» What you will do: What follows is a block of records; reproduce all of it verbatim.
┌────────
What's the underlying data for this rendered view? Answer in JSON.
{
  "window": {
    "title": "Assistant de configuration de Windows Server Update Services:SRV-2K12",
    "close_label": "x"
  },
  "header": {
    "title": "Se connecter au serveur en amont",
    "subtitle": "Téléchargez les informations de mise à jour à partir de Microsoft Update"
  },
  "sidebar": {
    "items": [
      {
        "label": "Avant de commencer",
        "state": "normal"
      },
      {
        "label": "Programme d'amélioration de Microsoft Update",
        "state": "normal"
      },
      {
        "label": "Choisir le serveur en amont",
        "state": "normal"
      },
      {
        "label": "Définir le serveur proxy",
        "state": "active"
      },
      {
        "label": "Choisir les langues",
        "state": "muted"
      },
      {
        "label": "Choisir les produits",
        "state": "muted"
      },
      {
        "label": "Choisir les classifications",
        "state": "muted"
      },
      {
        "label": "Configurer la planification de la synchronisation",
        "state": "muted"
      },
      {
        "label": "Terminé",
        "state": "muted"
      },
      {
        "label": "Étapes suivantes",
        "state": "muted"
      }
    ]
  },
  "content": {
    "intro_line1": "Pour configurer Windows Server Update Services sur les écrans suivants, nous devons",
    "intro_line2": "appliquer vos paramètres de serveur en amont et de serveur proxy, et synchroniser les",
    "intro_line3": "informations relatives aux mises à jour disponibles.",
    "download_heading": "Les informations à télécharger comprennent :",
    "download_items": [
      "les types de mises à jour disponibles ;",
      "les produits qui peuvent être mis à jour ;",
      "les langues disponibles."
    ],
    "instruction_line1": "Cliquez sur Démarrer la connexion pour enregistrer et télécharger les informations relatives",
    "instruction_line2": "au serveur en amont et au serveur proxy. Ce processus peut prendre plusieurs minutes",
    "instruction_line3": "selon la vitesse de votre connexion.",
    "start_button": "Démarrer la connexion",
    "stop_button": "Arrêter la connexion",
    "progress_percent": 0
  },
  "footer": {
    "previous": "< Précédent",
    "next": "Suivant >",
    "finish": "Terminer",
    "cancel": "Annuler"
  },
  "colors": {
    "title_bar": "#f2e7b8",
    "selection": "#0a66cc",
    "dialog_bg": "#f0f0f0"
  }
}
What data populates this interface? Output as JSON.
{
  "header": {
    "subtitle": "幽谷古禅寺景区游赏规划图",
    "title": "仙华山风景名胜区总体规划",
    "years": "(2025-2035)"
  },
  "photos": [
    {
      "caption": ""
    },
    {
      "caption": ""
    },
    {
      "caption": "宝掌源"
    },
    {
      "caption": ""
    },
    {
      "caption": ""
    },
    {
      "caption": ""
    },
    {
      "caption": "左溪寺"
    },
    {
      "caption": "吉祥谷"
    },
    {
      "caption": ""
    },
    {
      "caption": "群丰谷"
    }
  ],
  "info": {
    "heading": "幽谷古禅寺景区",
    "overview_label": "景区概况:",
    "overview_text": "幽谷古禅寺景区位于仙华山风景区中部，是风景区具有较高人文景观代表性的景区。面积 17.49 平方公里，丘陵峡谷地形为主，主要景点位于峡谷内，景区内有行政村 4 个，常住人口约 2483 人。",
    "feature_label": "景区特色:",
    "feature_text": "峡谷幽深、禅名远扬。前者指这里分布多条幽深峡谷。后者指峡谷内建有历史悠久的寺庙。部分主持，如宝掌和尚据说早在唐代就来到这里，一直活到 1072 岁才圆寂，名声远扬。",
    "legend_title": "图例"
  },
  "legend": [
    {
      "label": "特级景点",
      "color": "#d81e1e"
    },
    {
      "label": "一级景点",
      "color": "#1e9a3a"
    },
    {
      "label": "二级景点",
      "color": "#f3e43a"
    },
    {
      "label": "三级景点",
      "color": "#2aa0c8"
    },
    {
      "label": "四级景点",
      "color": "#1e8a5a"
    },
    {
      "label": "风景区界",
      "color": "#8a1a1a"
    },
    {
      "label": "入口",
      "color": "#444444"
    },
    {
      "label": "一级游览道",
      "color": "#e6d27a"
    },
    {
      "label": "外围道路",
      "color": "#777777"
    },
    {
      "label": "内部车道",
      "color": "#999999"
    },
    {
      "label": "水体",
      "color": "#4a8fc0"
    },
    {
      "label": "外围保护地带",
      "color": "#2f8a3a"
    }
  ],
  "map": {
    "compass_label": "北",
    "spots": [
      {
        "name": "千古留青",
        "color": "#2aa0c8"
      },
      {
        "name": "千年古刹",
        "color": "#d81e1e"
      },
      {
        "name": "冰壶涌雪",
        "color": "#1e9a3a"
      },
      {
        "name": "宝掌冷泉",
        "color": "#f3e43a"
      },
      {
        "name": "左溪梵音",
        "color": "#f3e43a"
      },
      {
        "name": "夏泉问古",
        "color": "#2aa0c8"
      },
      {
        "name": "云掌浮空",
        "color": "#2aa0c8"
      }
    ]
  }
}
└────────
» Written answer:
What's the underlying data for this rendered view? Answer in JSON.
{
  "window": {
    "title": "Assistant de configuration de Windows Server Update Services:SRV-2K12",
    "close_label": "x"
  },
  "header": {
    "title": "Se connecter au serveur en amont",
    "subtitle": "Téléchargez les informations de mise à jour à partir de Microsoft Update"
  },
  "sidebar": {
    "items": [
      {
        "label": "Avant de commencer",
        "state": "normal"
      },
      {
        "label": "Programme d'amélioration de Microsoft Update",
        "state": "normal"
      },
      {
        "label": "Choisir le serveur en amont",
        "state": "normal"
      },
      {
        "label": "Définir le serveur proxy",
        "state": "active"
      },
      {
        "label": "Choisir les langues",
        "state": "muted"
      },
      {
        "label": "Choisir les produits",
        "state": "muted"
      },
      {
        "label": "Choisir les classifications",
        "state": "muted"
      },
      {
        "label": "Configurer la planification de la synchronisation",
        "state": "muted"
      },
      {
        "label": "Terminé",
        "state": "muted"
      },
      {
        "label": "Étapes suivantes",
        "state": "muted"
      }
    ]
  },
  "content": {
    "intro_line1": "Pour configurer Windows Server Update Services sur les écrans suivants, nous devons",
    "intro_line2": "appliquer vos paramètres de serveur en amont et de serveur proxy, et synchroniser les",
    "intro_line3": "informations relatives aux mises à jour disponibles.",
    "download_heading": "Les informations à télécharger comprennent :",
    "download_items": [
      "les types de mises à jour disponibles ;",
      "les produits qui peuvent être mis à jour ;",
      "les langues disponibles."
    ],
    "instruction_line1": "Cliquez sur Démarrer la connexion pour enregistrer et télécharger les informations relatives",
    "instruction_line2": "au serveur en amont et au serveur proxy. Ce processus peut prendre plusieurs minutes",
    "instruction_line3": "selon la vitesse de votre connexion.",
    "start_button": "Démarrer la connexion",
    "stop_button": "Arrêter la connexion",
    "progress_percent": 0
  },
  "footer": {
    "previous": "< Précédent",
    "next": "Suivant >",
    "finish": "Terminer",
    "cancel": "Annuler"
  },
  "colors": {
    "title_bar": "#f2e7b8",
    "selection": "#0a66cc",
    "dialog_bg": "#f0f0f0"
  }
}
What data populates this interface? Output as JSON.
{
  "header": {
    "subtitle": "幽谷古禅寺景区游赏规划图",
    "title": "仙华山风景名胜区总体规划",
    "years": "(2025-2035)"
  },
  "photos": [
    {
      "caption": ""
    },
    {
      "caption": ""
    },
    {
      "caption": "宝掌源"
    },
    {
      "caption": ""
    },
    {
      "caption": ""
    },
    {
      "caption": ""
    },
    {
      "caption": "左溪寺"
    },
    {
      "caption": "吉祥谷"
    },
    {
      "caption": ""
    },
    {
      "caption": "群丰谷"
    }
  ],
  "info": {
    "heading": "幽谷古禅寺景区",
    "overview_label": "景区概况:",
    "overview_text": "幽谷古禅寺景区位于仙华山风景区中部，是风景区具有较高人文景观代表性的景区。面积 17.49 平方公里，丘陵峡谷地形为主，主要景点位于峡谷内，景区内有行政村 4 个，常住人口约 2483 人。",
    "feature_label": "景区特色:",
    "feature_text": "峡谷幽深、禅名远扬。前者指这里分布多条幽深峡谷。后者指峡谷内建有历史悠久的寺庙。部分主持，如宝掌和尚据说早在唐代就来到这里，一直活到 1072 岁才圆寂，名声远扬。",
    "legend_title": "图例"
  },
  "legend": [
    {
      "label": "特级景点",
      "color": "#d81e1e"
    },
    {
      "label": "一级景点",
      "color": "#1e9a3a"
    },
    {
      "label": "二级景点",
      "color": "#f3e43a"
    },
    {
      "label": "三级景点",
      "color": "#2aa0c8"
    },
    {
      "label": "四级景点",
      "color": "#1e8a5a"
    },
    {
      "label": "风景区界",
      "color": "#8a1a1a"
    },
    {
      "label": "入口",
      "color": "#444444"
    },
    {
      "label": "一级游览道",
      "color": "#e6d27a"
    },
    {
      "label": "外围道路",
      "color": "#777777"
    },
    {
      "label": "内部车道",
      "color": "#999999"
    },
    {
      "label": "水体",
      "color": "#4a8fc0"
    },
    {
      "label": "外围保护地带",
      "color": "#2f8a3a"
    }
  ],
  "map": {
    "compass_label": "北",
    "spots": [
      {
        "name": "千古留青",
        "color": "#2aa0c8"
      },
      {
        "name": "千年古刹",
        "color": "#d81e1e"
      },
      {
        "name": "冰壶涌雪",
        "color": "#1e9a3a"
      },
      {
        "name": "宝掌冷泉",
        "color": "#f3e43a"
      },
      {
        "name": "左溪梵音",
        "color": "#f3e43a"
      },
      {
        "name": "夏泉问古",
        "color": "#2aa0c8"
      },
      {
        "name": "云掌浮空",
        "color": "#2aa0c8"
      }
    ]
  }
}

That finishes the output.